### EXERCISE PROMPT
Copy every line of the entries that includes the word "ZIEMIA".

Extracted data entries:
>> begin

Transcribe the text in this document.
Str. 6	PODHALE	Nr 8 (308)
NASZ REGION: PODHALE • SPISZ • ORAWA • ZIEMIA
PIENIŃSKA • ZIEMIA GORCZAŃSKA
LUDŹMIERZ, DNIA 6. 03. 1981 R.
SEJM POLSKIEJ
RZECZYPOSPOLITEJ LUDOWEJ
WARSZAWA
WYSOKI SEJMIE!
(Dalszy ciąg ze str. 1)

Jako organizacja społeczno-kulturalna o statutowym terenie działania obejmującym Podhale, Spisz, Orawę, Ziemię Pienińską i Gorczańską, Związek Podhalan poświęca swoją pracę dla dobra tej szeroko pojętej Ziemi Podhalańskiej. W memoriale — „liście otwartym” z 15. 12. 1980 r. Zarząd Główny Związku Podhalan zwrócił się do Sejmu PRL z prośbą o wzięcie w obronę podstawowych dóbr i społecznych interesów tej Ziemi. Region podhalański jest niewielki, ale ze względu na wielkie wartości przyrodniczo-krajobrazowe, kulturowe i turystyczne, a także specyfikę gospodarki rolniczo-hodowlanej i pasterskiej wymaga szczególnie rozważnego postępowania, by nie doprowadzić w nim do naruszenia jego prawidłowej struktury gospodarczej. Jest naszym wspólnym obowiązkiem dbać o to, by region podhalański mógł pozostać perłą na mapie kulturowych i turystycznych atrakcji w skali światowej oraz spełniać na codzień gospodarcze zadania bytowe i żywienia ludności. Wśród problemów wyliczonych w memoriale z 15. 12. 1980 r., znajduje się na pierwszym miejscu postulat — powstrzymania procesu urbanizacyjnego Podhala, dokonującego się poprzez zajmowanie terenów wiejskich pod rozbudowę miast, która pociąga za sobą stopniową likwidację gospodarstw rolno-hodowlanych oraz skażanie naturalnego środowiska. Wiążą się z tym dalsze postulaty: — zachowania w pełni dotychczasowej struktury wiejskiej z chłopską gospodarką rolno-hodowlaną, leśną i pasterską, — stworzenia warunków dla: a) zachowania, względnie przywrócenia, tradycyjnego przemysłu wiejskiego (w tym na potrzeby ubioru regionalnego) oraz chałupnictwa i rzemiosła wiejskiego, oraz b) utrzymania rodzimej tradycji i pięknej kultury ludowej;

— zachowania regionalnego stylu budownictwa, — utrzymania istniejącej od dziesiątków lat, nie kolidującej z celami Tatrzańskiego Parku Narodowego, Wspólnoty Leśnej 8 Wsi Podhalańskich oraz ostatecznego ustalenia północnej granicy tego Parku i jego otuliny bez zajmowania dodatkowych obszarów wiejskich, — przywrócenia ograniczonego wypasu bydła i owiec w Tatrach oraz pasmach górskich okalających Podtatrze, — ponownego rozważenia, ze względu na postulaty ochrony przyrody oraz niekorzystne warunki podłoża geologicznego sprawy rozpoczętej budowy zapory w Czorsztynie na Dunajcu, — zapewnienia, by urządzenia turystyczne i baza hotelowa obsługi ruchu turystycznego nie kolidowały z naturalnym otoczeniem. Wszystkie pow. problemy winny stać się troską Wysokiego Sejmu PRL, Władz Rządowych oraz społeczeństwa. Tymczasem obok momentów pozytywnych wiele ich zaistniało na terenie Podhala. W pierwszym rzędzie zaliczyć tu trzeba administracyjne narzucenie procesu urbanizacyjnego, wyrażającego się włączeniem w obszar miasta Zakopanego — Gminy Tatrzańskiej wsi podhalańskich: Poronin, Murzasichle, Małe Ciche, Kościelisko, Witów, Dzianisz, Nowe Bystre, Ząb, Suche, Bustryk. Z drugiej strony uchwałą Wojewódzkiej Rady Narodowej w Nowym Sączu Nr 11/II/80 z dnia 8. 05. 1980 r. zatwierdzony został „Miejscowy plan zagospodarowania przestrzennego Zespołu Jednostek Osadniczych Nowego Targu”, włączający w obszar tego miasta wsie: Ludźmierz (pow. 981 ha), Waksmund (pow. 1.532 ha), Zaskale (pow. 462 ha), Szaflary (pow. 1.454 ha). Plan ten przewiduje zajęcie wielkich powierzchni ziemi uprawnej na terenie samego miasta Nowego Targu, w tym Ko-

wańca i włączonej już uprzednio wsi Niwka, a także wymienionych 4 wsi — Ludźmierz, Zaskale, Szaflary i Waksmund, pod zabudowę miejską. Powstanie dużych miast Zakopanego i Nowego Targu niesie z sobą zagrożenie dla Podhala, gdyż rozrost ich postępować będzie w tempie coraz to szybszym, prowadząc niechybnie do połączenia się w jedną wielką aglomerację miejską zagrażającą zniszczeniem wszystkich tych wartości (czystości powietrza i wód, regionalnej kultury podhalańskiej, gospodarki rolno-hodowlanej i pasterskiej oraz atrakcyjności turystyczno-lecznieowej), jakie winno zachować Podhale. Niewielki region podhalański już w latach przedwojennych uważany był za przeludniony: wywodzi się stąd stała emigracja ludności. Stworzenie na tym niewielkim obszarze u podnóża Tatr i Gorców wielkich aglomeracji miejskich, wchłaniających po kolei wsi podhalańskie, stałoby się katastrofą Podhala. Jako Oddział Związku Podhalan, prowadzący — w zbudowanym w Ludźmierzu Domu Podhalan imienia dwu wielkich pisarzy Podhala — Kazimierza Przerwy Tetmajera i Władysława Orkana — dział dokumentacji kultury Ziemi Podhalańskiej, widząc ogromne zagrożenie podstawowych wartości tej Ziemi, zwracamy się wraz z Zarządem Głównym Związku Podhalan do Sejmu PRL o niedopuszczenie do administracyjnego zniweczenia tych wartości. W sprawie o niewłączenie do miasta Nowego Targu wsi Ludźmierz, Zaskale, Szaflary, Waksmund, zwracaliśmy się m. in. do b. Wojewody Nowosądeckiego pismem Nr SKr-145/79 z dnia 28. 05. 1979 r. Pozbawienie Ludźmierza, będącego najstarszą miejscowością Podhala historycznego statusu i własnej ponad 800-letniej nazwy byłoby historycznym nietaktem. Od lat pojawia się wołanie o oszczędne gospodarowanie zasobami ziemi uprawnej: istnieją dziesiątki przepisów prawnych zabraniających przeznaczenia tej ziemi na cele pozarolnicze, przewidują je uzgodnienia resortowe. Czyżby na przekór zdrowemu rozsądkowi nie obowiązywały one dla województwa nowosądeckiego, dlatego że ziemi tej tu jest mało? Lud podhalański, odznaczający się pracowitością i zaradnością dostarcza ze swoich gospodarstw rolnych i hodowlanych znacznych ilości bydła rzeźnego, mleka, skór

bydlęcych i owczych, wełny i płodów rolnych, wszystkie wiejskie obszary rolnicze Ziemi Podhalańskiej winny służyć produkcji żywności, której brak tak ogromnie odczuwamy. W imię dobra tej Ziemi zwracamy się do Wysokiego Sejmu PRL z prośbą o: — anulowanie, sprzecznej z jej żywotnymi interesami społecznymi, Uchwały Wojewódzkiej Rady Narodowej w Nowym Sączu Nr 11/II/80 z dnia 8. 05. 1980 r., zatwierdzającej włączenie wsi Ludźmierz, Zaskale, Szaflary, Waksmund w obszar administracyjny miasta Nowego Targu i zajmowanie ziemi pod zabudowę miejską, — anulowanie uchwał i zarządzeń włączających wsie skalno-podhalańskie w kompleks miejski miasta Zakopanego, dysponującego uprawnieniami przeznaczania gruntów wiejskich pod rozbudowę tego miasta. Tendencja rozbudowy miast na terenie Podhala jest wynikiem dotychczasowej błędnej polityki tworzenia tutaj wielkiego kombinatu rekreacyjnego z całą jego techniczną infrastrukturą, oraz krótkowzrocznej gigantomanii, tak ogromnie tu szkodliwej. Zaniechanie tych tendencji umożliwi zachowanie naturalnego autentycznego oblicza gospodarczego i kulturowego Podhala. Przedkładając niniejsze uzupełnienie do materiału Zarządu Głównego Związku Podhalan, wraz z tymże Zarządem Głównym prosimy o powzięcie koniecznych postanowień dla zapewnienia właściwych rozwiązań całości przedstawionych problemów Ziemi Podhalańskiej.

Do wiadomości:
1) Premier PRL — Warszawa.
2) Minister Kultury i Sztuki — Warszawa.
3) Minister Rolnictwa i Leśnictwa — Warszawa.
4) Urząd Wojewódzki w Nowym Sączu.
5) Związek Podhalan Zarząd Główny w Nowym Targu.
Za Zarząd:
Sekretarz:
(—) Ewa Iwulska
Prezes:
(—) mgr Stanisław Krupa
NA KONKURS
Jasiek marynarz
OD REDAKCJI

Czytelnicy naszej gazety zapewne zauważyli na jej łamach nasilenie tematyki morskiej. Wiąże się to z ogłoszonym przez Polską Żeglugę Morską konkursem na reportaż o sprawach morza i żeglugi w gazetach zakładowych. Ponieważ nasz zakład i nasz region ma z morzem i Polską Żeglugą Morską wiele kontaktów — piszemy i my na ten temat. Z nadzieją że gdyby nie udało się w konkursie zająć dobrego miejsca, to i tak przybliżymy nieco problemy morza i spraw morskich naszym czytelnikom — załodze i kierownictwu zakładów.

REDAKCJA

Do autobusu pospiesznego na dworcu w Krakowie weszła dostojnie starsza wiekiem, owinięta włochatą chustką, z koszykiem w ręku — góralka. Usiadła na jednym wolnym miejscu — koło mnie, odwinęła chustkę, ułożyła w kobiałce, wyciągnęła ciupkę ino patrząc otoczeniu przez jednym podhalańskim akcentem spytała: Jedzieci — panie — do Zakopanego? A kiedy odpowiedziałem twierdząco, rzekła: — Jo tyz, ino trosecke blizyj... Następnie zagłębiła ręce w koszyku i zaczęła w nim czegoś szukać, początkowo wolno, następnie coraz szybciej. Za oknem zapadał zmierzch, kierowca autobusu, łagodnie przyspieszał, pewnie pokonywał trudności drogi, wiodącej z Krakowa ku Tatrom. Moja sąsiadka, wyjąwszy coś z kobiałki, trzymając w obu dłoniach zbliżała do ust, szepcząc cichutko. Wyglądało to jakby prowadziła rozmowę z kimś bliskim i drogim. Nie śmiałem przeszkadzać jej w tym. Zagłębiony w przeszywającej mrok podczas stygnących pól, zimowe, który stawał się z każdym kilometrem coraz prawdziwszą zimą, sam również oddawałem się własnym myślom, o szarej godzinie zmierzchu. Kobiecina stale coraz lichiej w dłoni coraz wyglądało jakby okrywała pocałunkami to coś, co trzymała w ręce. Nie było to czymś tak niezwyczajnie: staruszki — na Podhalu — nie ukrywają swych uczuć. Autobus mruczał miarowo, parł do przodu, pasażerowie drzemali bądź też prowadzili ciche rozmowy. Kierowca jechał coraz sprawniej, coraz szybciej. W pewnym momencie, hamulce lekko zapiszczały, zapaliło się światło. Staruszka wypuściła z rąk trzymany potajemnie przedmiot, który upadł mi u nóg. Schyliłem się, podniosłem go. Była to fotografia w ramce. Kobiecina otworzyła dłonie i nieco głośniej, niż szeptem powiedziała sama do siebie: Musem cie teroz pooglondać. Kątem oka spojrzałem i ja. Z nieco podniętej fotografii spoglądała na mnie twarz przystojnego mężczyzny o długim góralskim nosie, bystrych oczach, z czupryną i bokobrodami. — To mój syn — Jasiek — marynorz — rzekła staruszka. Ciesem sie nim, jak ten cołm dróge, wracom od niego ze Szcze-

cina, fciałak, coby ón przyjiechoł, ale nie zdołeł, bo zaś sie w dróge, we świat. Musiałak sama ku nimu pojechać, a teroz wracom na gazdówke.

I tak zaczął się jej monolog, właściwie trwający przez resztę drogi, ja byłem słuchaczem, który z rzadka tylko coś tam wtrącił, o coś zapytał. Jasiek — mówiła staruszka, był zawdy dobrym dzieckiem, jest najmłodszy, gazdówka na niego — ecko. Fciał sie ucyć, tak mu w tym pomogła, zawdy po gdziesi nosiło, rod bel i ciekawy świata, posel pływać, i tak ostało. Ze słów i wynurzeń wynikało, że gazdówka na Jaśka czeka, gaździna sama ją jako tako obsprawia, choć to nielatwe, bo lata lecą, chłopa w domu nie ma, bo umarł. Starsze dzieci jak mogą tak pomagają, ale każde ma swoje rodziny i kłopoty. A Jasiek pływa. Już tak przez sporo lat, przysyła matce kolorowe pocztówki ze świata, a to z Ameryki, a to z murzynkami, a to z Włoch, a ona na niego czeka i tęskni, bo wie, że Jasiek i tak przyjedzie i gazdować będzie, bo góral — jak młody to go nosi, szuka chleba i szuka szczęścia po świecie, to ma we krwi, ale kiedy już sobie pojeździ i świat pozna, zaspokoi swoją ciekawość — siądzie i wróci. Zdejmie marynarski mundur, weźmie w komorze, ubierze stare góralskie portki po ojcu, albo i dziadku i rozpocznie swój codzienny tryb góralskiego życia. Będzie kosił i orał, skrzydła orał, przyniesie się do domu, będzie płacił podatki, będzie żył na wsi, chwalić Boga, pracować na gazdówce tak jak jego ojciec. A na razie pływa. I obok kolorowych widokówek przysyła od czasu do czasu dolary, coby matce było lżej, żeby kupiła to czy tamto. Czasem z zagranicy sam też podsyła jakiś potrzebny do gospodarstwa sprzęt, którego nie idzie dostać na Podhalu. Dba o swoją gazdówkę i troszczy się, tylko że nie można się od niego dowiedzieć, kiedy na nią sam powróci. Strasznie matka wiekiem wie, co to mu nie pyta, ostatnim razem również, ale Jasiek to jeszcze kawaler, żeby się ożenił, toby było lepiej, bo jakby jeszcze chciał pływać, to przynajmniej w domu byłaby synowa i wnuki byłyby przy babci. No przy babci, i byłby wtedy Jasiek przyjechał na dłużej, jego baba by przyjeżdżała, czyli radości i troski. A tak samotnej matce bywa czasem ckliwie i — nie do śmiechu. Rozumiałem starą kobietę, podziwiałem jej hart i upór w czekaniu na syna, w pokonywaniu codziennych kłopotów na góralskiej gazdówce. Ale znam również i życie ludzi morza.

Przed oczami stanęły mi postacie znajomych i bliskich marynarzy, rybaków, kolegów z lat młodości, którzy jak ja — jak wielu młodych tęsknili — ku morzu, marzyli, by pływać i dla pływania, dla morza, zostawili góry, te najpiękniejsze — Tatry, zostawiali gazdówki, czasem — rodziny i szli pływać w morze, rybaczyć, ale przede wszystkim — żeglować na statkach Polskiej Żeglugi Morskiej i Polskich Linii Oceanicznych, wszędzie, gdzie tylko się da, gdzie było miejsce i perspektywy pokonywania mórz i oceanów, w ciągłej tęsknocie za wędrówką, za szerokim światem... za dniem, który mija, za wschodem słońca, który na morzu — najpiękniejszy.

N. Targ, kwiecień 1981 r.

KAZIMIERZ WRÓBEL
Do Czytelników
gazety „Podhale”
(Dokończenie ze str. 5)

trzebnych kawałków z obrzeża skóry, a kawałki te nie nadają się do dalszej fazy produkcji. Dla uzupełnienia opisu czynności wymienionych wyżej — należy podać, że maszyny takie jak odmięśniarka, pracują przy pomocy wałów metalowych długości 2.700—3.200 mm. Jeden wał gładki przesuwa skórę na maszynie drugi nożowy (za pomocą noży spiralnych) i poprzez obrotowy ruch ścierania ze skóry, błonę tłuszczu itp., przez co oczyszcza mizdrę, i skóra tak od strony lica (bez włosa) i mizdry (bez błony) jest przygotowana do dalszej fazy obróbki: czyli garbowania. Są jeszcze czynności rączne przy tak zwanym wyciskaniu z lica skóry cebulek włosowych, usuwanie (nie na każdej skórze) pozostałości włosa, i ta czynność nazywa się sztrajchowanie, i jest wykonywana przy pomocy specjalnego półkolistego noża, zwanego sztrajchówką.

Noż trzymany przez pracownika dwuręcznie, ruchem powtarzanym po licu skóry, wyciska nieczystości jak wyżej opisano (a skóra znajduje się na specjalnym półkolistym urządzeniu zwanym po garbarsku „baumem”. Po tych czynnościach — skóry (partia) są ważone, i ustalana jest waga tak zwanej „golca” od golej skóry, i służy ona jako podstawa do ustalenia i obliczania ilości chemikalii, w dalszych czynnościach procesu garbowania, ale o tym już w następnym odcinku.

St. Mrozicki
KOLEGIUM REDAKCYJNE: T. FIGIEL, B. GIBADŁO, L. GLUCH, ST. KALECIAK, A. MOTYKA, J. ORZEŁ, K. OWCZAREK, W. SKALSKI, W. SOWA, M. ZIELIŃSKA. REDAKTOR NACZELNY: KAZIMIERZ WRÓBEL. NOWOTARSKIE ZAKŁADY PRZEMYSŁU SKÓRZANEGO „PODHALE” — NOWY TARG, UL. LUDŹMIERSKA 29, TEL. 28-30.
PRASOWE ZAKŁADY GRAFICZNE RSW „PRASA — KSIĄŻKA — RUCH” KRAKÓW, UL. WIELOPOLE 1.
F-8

>> end

### SOLUTION TO THIS PROBLEM
NASZ REGION: PODHALE • SPISZ • ORAWA • ZIEMIA
PIENIŃSKA • ZIEMIA GORCZAŃSKA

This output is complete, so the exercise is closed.